== Exercise goal ==
Repeat the material in full. Keep every line exactly as it is.

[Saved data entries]
◇ ◇ ◇ ◇ ◇ ◇ ◇

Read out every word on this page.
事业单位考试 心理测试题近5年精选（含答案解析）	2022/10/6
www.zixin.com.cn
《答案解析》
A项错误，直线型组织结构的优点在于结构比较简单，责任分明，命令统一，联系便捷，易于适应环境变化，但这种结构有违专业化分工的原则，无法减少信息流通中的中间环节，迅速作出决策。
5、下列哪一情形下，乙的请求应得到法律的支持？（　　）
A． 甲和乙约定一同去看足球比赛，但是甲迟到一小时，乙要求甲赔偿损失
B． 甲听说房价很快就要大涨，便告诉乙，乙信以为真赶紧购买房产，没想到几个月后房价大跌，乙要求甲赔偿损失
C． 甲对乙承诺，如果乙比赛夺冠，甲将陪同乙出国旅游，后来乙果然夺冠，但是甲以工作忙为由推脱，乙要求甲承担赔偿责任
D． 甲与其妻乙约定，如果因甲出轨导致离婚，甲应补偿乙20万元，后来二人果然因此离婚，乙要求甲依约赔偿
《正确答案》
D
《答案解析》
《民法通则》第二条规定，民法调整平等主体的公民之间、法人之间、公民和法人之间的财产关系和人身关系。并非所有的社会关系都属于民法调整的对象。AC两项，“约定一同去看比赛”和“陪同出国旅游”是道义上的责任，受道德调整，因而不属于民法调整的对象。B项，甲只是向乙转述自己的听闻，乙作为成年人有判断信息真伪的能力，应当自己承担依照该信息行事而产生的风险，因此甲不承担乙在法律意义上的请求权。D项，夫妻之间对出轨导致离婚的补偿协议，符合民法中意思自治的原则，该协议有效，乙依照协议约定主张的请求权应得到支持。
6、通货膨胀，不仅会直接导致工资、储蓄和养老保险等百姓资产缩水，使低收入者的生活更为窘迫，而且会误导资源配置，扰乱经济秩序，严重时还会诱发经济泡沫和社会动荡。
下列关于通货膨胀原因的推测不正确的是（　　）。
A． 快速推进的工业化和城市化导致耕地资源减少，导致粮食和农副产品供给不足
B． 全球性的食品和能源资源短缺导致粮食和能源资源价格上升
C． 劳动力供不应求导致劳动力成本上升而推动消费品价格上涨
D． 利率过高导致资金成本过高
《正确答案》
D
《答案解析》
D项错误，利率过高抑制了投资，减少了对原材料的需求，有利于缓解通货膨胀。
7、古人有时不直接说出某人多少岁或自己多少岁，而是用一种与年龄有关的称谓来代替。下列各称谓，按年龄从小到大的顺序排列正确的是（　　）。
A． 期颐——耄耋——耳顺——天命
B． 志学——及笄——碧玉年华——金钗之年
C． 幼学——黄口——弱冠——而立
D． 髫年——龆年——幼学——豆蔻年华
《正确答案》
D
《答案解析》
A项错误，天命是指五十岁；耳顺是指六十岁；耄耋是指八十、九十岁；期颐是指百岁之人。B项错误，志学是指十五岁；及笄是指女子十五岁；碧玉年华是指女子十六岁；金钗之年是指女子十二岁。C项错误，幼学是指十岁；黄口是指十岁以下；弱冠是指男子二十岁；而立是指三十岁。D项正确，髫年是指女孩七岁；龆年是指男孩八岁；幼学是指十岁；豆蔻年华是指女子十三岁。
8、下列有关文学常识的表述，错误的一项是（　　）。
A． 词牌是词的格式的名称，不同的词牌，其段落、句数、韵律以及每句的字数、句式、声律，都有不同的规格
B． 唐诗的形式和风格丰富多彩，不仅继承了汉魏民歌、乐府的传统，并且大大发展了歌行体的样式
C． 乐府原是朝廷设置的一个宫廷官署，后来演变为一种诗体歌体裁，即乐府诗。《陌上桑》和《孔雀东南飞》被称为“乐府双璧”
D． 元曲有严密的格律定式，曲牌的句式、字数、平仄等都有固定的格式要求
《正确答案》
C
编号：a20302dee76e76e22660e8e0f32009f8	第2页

◇ ◇ ◇ ◇ ◇ ◇ ◇

== Solution for this exercise ==
Read out every word on this page.
事业单位考试 心理测试题近5年精选（含答案解析）	2022/10/6
www.zixin.com.cn
《答案解析》
A项错误，直线型组织结构的优点在于结构比较简单，责任分明，命令统一，联系便捷，易于适应环境变化，但这种结构有违专业化分工的原则，无法减少信息流通中的中间环节，迅速作出决策。
5、下列哪一情形下，乙的请求应得到法律的支持？（　　）
A． 甲和乙约定一同去看足球比赛，但是甲迟到一小时，乙要求甲赔偿损失
B． 甲听说房价很快就要大涨，便告诉乙，乙信以为真赶紧购买房产，没想到几个月后房价大跌，乙要求甲赔偿损失
C． 甲对乙承诺，如果乙比赛夺冠，甲将陪同乙出国旅游，后来乙果然夺冠，但是甲以工作忙为由推脱，乙要求甲承担赔偿责任
D． 甲与其妻乙约定，如果因甲出轨导致离婚，甲应补偿乙20万元，后来二人果然因此离婚，乙要求甲依约赔偿
《正确答案》
D
《答案解析》
《民法通则》第二条规定，民法调整平等主体的公民之间、法人之间、公民和法人之间的财产关系和人身关系。并非所有的社会关系都属于民法调整的对象。AC两项，“约定一同去看比赛”和“陪同出国旅游”是道义上的责任，受道德调整，因而不属于民法调整的对象。B项，甲只是向乙转述自己的听闻，乙作为成年人有判断信息真伪的能力，应当自己承担依照该信息行事而产生的风险，因此甲不承担乙在法律意义上的请求权。D项，夫妻之间对出轨导致离婚的补偿协议，符合民法中意思自治的原则，该协议有效，乙依照协议约定主张的请求权应得到支持。
6、通货膨胀，不仅会直接导致工资、储蓄和养老保险等百姓资产缩水，使低收入者的生活更为窘迫，而且会误导资源配置，扰乱经济秩序，严重时还会诱发经济泡沫和社会动荡。
下列关于通货膨胀原因的推测不正确的是（　　）。
A． 快速推进的工业化和城市化导致耕地资源减少，导致粮食和农副产品供给不足
B． 全球性的食品和能源资源短缺导致粮食和能源资源价格上升
C． 劳动力供不应求导致劳动力成本上升而推动消费品价格上涨
D． 利率过高导致资金成本过高
《正确答案》
D
《答案解析》
D项错误，利率过高抑制了投资，减少了对原材料的需求，有利于缓解通货膨胀。
7、古人有时不直接说出某人多少岁或自己多少岁，而是用一种与年龄有关的称谓来代替。下列各称谓，按年龄从小到大的顺序排列正确的是（　　）。
A． 期颐——耄耋——耳顺——天命
B． 志学——及笄——碧玉年华——金钗之年
C． 幼学——黄口——弱冠——而立
D． 髫年——龆年——幼学——豆蔻年华
《正确答案》
D
《答案解析》
A项错误，天命是指五十岁；耳顺是指六十岁；耄耋是指八十、九十岁；期颐是指百岁之人。B项错误，志学是指十五岁；及笄是指女子十五岁；碧玉年华是指女子十六岁；金钗之年是指女子十二岁。C项错误，幼学是指十岁；黄口是指十岁以下；弱冠是指男子二十岁；而立是指三十岁。D项正确，髫年是指女孩七岁；龆年是指男孩八岁；幼学是指十岁；豆蔻年华是指女子十三岁。
8、下列有关文学常识的表述，错误的一项是（　　）。
A． 词牌是词的格式的名称，不同的词牌，其段落、句数、韵律以及每句的字数、句式、声律，都有不同的规格
B． 唐诗的形式和风格丰富多彩，不仅继承了汉魏民歌、乐府的传统，并且大大发展了歌行体的样式
C． 乐府原是朝廷设置的一个宫廷官署，后来演变为一种诗体歌体裁，即乐府诗。《陌上桑》和《孔雀东南飞》被称为“乐府双璧”
D． 元曲有严密的格律定式，曲牌的句式、字数、平仄等都有固定的格式要求
《正确答案》
C
编号：a20302dee76e76e22660e8e0f32009f8	第2页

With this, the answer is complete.